» **ОТРЫВОК ИСТОЧНИКА**
╔══
Михаил Вайскопф – Писатель Сталин. Язык, приемы, сюжеты (страница 18)
Склонность к автоцитатам объясняют обычно сталинской мегаломанией, что все же не совсем справедливо. Разумеется, было здесь, как у Троцкого, и самолюбование, упоение своим звучным псевдонимом. Но вместе с тем эту привычку говорить о себе в третьем лице Сталин субъективно мог интерпретировать совсем по-другому – как пропагандистски выигрышную декларацию скромности, сопряженной с отказом от кичливого выпячивания своего «я». Подобно Троцкому, он опирался на классическую и весьма почтенную традицию, заданную, в частности, Юлием Цезарем, который в своих «Записках о Галльской войне» писал о себе в третьем лице.
Вообще говоря, иерархическое соотношение между «тов. Сталиным» и ссылающимся на него «я» (чаще всего, правда, само слово «я» в таких случаях скромно опускалось) было сложным и переменчивым. Ему случалось и восхвалять, и, как сказано, порицать свои работы. Но в обоих случаях тот, кто выступал с их овнешненной оценкой, представительствовал от некоей глобальной, непререкаемой истины, безотносительно к тому, облачался ли он в одеяние ее харизматического вестника или смиренного служителя. Впрочем, подробнее о двупланности его авторского образа будет сказано в последней главе.
╚══
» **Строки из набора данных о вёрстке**
╔══
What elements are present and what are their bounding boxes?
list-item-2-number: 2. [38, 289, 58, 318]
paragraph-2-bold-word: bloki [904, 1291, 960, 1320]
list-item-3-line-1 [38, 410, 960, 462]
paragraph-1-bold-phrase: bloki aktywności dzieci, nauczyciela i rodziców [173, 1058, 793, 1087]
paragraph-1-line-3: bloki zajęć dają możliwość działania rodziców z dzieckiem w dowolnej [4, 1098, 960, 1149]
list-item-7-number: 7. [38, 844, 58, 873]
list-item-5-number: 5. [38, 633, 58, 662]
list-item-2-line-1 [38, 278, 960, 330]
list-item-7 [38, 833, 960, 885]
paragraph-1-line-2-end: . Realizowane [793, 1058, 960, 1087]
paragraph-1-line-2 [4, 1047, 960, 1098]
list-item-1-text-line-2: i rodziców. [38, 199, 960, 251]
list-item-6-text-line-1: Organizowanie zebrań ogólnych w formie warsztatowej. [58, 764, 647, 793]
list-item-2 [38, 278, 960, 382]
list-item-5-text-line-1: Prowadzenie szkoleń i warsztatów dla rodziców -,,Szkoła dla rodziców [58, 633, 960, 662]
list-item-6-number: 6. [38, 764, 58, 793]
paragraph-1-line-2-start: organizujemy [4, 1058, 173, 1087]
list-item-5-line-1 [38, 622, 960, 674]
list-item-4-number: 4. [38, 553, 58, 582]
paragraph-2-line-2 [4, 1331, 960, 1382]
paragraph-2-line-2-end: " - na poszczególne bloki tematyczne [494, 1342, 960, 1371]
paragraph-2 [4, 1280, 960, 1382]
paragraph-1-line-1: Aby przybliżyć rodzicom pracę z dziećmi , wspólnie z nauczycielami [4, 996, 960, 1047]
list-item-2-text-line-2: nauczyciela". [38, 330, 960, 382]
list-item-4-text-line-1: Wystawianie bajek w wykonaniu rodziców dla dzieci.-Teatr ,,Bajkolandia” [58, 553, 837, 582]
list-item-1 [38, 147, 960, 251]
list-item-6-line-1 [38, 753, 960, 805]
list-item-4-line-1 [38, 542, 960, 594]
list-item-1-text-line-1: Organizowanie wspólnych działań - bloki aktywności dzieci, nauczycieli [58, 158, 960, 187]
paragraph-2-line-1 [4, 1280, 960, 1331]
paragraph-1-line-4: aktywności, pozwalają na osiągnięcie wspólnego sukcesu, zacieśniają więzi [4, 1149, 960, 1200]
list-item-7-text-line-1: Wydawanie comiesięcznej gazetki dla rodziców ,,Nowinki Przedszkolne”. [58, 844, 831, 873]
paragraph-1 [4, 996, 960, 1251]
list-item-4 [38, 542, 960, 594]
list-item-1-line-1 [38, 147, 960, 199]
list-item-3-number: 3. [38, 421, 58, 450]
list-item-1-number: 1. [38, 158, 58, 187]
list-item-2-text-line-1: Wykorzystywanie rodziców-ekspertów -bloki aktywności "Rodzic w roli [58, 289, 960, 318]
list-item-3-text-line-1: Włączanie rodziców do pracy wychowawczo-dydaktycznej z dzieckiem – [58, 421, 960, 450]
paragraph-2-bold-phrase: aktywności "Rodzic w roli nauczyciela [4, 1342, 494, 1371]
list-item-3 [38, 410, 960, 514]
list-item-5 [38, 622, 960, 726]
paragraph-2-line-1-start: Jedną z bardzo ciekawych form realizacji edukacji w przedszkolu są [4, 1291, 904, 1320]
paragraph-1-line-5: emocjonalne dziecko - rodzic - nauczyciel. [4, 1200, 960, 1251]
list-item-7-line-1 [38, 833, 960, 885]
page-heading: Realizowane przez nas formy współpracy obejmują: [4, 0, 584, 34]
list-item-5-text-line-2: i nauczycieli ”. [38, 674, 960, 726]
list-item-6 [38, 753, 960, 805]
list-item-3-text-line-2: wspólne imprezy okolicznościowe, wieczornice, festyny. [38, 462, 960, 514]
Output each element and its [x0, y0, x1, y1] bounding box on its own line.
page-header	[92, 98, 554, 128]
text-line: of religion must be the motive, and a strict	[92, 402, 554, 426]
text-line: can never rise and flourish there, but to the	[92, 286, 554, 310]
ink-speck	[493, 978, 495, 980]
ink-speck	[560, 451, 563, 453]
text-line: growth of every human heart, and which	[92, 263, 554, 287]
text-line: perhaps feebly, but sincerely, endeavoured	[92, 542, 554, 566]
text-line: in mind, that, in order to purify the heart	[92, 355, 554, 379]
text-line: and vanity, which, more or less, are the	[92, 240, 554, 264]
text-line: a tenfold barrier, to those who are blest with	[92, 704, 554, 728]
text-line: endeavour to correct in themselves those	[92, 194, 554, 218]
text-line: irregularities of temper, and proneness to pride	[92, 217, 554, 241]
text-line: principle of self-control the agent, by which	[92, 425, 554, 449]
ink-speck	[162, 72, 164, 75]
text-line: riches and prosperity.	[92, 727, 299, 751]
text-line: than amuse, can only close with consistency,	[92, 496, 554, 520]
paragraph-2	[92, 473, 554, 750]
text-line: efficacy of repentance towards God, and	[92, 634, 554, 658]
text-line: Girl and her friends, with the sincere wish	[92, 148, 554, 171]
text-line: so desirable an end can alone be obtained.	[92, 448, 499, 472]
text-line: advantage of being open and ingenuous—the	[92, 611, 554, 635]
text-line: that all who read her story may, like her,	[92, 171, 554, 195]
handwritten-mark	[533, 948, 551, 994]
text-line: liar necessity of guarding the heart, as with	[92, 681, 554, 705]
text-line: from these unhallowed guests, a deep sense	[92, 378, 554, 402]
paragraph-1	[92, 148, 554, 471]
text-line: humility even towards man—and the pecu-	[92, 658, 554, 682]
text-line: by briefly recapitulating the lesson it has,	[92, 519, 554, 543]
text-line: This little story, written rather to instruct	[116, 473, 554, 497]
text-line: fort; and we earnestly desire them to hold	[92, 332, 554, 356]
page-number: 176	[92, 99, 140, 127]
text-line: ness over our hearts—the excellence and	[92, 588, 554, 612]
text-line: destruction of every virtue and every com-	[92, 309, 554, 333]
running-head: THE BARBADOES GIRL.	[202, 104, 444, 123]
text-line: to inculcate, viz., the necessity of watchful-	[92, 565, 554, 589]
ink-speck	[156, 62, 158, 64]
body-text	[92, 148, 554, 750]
╚══
» **ЗАДАЧА**
Извлеките из отрывка о Сталине как писателе дословно фрагмент от «Склонность к автоцитатам» до «в третьем лице.». Приведённые строки для работы не понадобятся.

» **РЕЗУЛЬТАТ**
Склонность к автоцитатам объясняют обычно сталинской мегаломанией, что все же не совсем справедливо. Разумеется, было здесь, как у Троцкого, и самолюбование, упоение своим звучным псевдонимом. Но вместе с тем эту привычку говорить о себе в третьем лице Сталин субъективно мог интерпретировать совсем по-другому – как пропагандистски выигрышную декларацию скромности, сопряженной с отказом от кичливого выпячивания своего «я». Подобно Троцкому, он опирался на классическую и весьма почтенную традицию, заданную, в частности, Юлием Цезарем, который в своих «Записках о Галльской войне» писал о себе в третьем лице.